Begin GIVEN RECORDS
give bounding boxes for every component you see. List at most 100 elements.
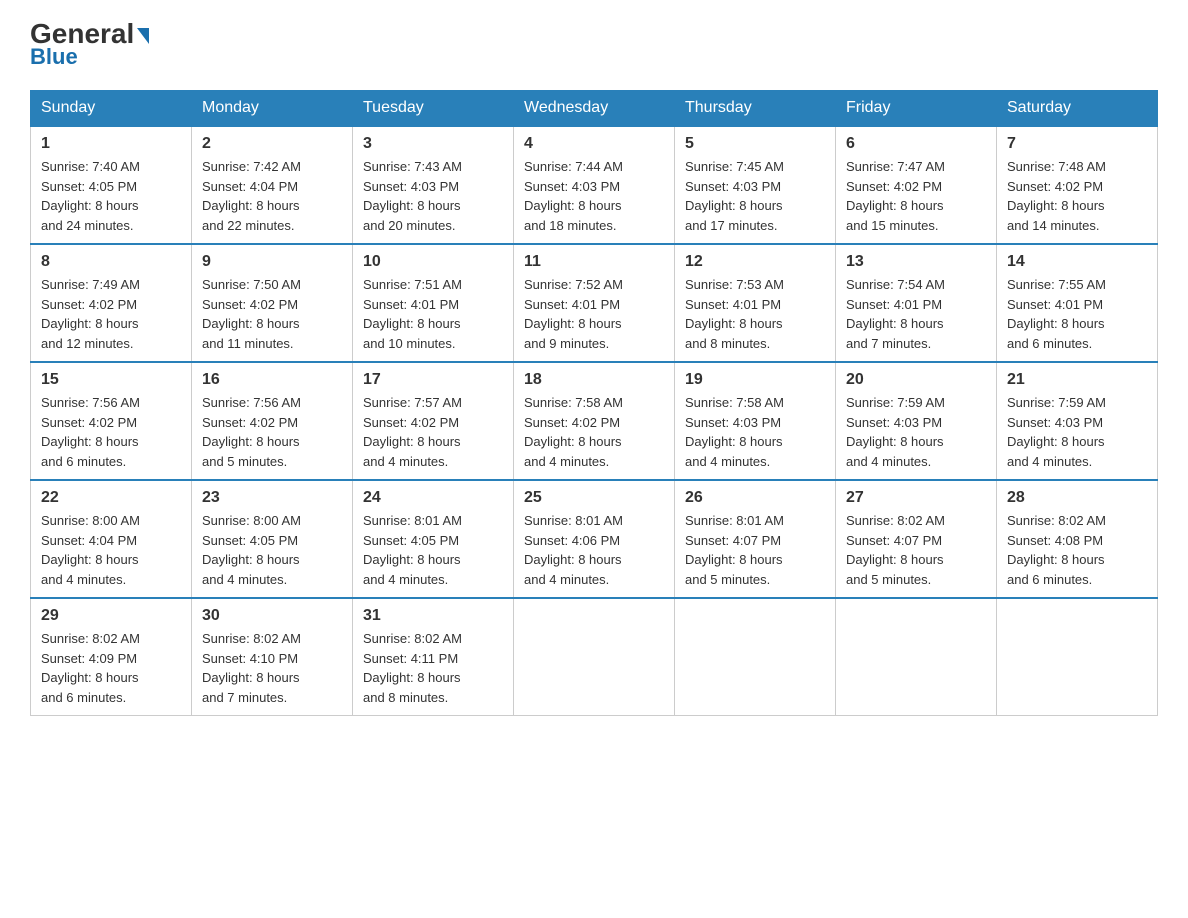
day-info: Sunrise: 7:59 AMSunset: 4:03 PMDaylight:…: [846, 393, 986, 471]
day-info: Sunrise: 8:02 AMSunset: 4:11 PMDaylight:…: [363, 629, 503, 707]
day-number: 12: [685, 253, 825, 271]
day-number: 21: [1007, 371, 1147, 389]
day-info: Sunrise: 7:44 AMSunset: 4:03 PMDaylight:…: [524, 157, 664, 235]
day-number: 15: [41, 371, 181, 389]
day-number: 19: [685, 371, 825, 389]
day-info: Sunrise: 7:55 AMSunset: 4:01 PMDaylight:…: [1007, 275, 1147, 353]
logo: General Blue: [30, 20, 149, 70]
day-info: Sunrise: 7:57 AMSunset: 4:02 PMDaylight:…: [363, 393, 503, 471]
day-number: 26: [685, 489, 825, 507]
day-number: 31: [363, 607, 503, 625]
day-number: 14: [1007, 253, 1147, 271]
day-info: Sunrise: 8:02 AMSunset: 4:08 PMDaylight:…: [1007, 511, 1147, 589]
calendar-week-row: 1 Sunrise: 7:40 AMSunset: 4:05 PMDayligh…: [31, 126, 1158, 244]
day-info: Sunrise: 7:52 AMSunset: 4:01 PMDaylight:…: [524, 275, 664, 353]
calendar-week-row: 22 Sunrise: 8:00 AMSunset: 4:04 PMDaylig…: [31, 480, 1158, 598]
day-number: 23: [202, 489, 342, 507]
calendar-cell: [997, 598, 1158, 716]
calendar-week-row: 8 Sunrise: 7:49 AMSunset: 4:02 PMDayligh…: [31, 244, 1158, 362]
End GIVEN RECORDS
- SHORT TASK
Copy out every line of the entries above word for word, leaving out the pictures.

- ANSWER IN FULL
give bounding boxes for every component you see. List at most 100 elements.
day-info: Sunrise: 7:59 AMSunset: 4:03 PMDaylight:…: [846, 393, 986, 471]
day-info: Sunrise: 8:02 AMSunset: 4:11 PMDaylight:…: [363, 629, 503, 707]
day-number: 12: [685, 253, 825, 271]
day-number: 21: [1007, 371, 1147, 389]
day-info: Sunrise: 7:44 AMSunset: 4:03 PMDaylight:…: [524, 157, 664, 235]
day-number: 15: [41, 371, 181, 389]
day-number: 19: [685, 371, 825, 389]
day-info: Sunrise: 7:55 AMSunset: 4:01 PMDaylight:…: [1007, 275, 1147, 353]
logo: General Blue: [30, 20, 149, 70]
day-info: Sunrise: 7:57 AMSunset: 4:02 PMDaylight:…: [363, 393, 503, 471]
day-number: 26: [685, 489, 825, 507]
day-number: 31: [363, 607, 503, 625]
day-number: 14: [1007, 253, 1147, 271]
day-info: Sunrise: 8:02 AMSunset: 4:08 PMDaylight:…: [1007, 511, 1147, 589]
calendar-week-row: 1 Sunrise: 7:40 AMSunset: 4:05 PMDayligh…: [31, 126, 1158, 244]
day-info: Sunrise: 7:52 AMSunset: 4:01 PMDaylight:…: [524, 275, 664, 353]
calendar-week-row: 22 Sunrise: 8:00 AMSunset: 4:04 PMDaylig…: [31, 480, 1158, 598]
day-number: 23: [202, 489, 342, 507]
calendar-cell: [997, 598, 1158, 716]
calendar-week-row: 8 Sunrise: 7:49 AMSunset: 4:02 PMDayligh…: [31, 244, 1158, 362]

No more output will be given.